(Stored data)
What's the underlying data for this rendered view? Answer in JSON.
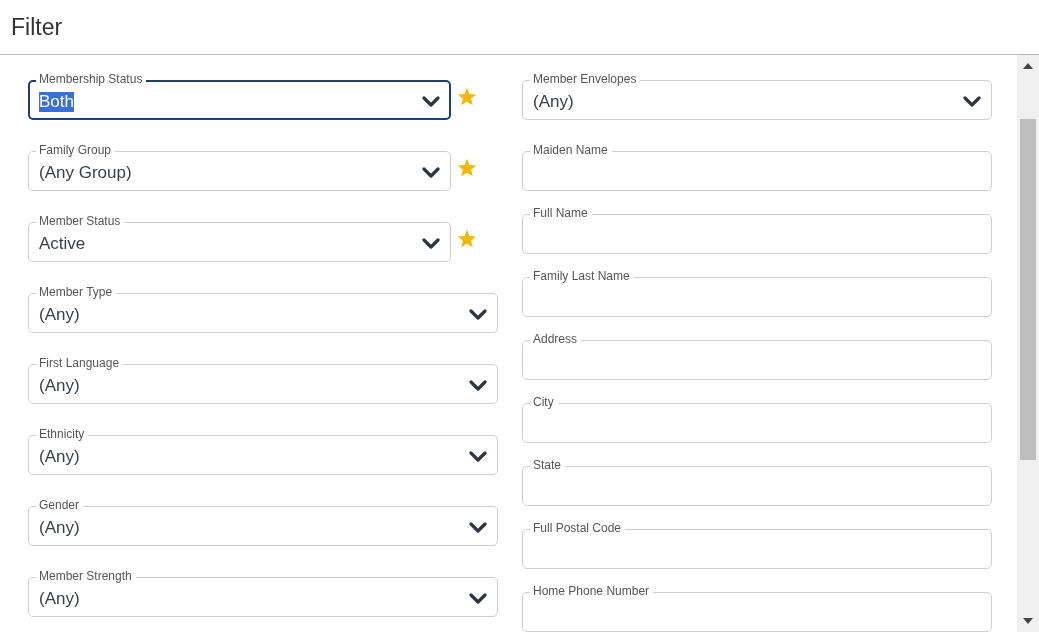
{
  "title": "Filter",
  "left_fields": [
    {
      "kind": "select",
      "label": "Membership Status",
      "value": "Both",
      "focused": true,
      "favorite": true
    },
    {
      "kind": "select",
      "label": "Family Group",
      "value": "(Any Group)",
      "focused": false,
      "favorite": true
    },
    {
      "kind": "select",
      "label": "Member Status",
      "value": "Active",
      "focused": false,
      "favorite": true
    },
    {
      "kind": "select",
      "label": "Member Type",
      "value": "(Any)",
      "focused": false,
      "favorite": false
    },
    {
      "kind": "select",
      "label": "First Language",
      "value": "(Any)",
      "focused": false,
      "favorite": false
    },
    {
      "kind": "select",
      "label": "Ethnicity",
      "value": "(Any)",
      "focused": false,
      "favorite": false
    },
    {
      "kind": "select",
      "label": "Gender",
      "value": "(Any)",
      "focused": false,
      "favorite": false
    },
    {
      "kind": "select",
      "label": "Member Strength",
      "value": "(Any)",
      "focused": false,
      "favorite": false
    }
  ],
  "right_fields": [
    {
      "kind": "select",
      "label": "Member Envelopes",
      "value": "(Any)",
      "focused": false,
      "favorite": false
    },
    {
      "kind": "text",
      "label": "Maiden Name",
      "focused": false,
      "favorite": false
    },
    {
      "kind": "text",
      "label": "Full Name",
      "focused": false,
      "favorite": false
    },
    {
      "kind": "text",
      "label": "Family Last Name",
      "focused": false,
      "favorite": false
    },
    {
      "kind": "text",
      "label": "Address",
      "focused": false,
      "favorite": false
    },
    {
      "kind": "text",
      "label": "City",
      "focused": false,
      "favorite": false
    },
    {
      "kind": "text",
      "label": "State",
      "focused": false,
      "favorite": false
    },
    {
      "kind": "text",
      "label": "Full Postal Code",
      "focused": false,
      "favorite": false
    },
    {
      "kind": "text",
      "label": "Home Phone Number",
      "focused": false,
      "favorite": false
    }
  ]
}
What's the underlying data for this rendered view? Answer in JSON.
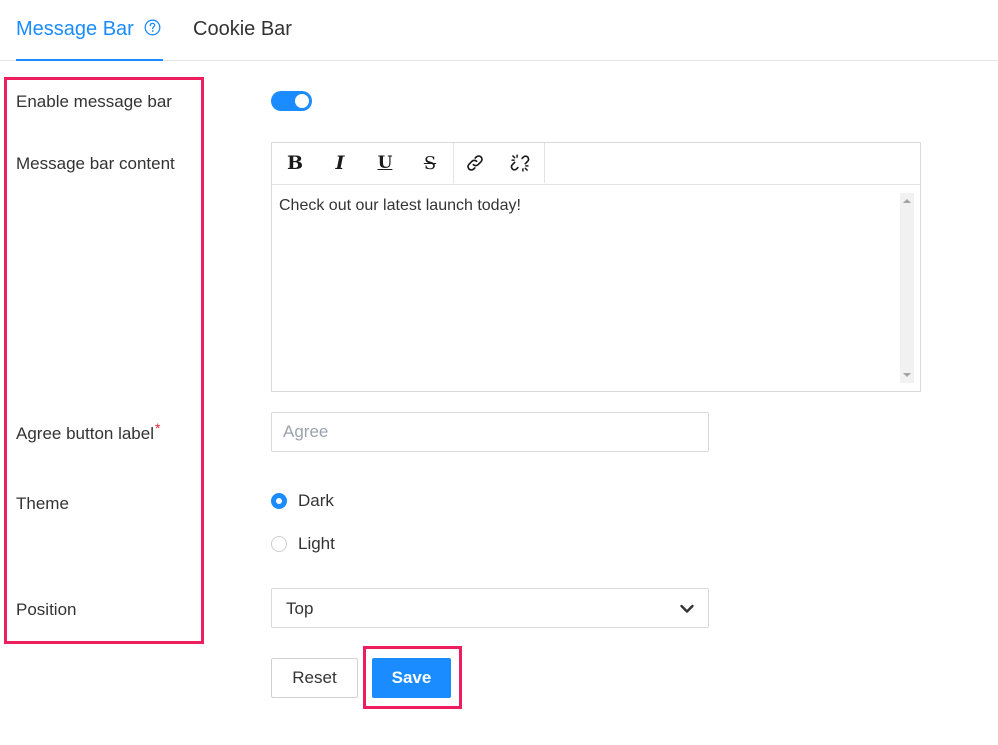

## [YOUR GOAL]
Make a word-for-word copy of the entries, without any pictures.

## [RESPONSE BELOW]
What's the underlying data for this rendered view? Answer in JSON.
{
  "title": "Filter",
  "left_fields": [
    {
      "kind": "select",
      "label": "Membership Status",
      "value": "Both",
      "focused": true,
      "favorite": true
    },
    {
      "kind": "select",
      "label": "Family Group",
      "value": "(Any Group)",
      "focused": false,
      "favorite": true
    },
    {
      "kind": "select",
      "label": "Member Status",
      "value": "Active",
      "focused": false,
      "favorite": true
    },
    {
      "kind": "select",
      "label": "Member Type",
      "value": "(Any)",
      "focused": false,
      "favorite": false
    },
    {
      "kind": "select",
      "label": "First Language",
      "value": "(Any)",
      "focused": false,
      "favorite": false
    },
    {
      "kind": "select",
      "label": "Ethnicity",
      "value": "(Any)",
      "focused": false,
      "favorite": false
    },
    {
      "kind": "select",
      "label": "Gender",
      "value": "(Any)",
      "focused": false,
      "favorite": false
    },
    {
      "kind": "select",
      "label": "Member Strength",
      "value": "(Any)",
      "focused": false,
      "favorite": false
    }
  ],
  "right_fields": [
    {
      "kind": "select",
      "label": "Member Envelopes",
      "value": "(Any)",
      "focused": false,
      "favorite": false
    },
    {
      "kind": "text",
      "label": "Maiden Name",
      "focused": false,
      "favorite": false
    },
    {
      "kind": "text",
      "label": "Full Name",
      "focused": false,
      "favorite": false
    },
    {
      "kind": "text",
      "label": "Family Last Name",
      "focused": false,
      "favorite": false
    },
    {
      "kind": "text",
      "label": "Address",
      "focused": false,
      "favorite": false
    },
    {
      "kind": "text",
      "label": "City",
      "focused": false,
      "favorite": false
    },
    {
      "kind": "text",
      "label": "State",
      "focused": false,
      "favorite": false
    },
    {
      "kind": "text",
      "label": "Full Postal Code",
      "focused": false,
      "favorite": false
    },
    {
      "kind": "text",
      "label": "Home Phone Number",
      "focused": false,
      "favorite": false
    }
  ]
}
What's the underlying data for this rendered view? Answer in JSON.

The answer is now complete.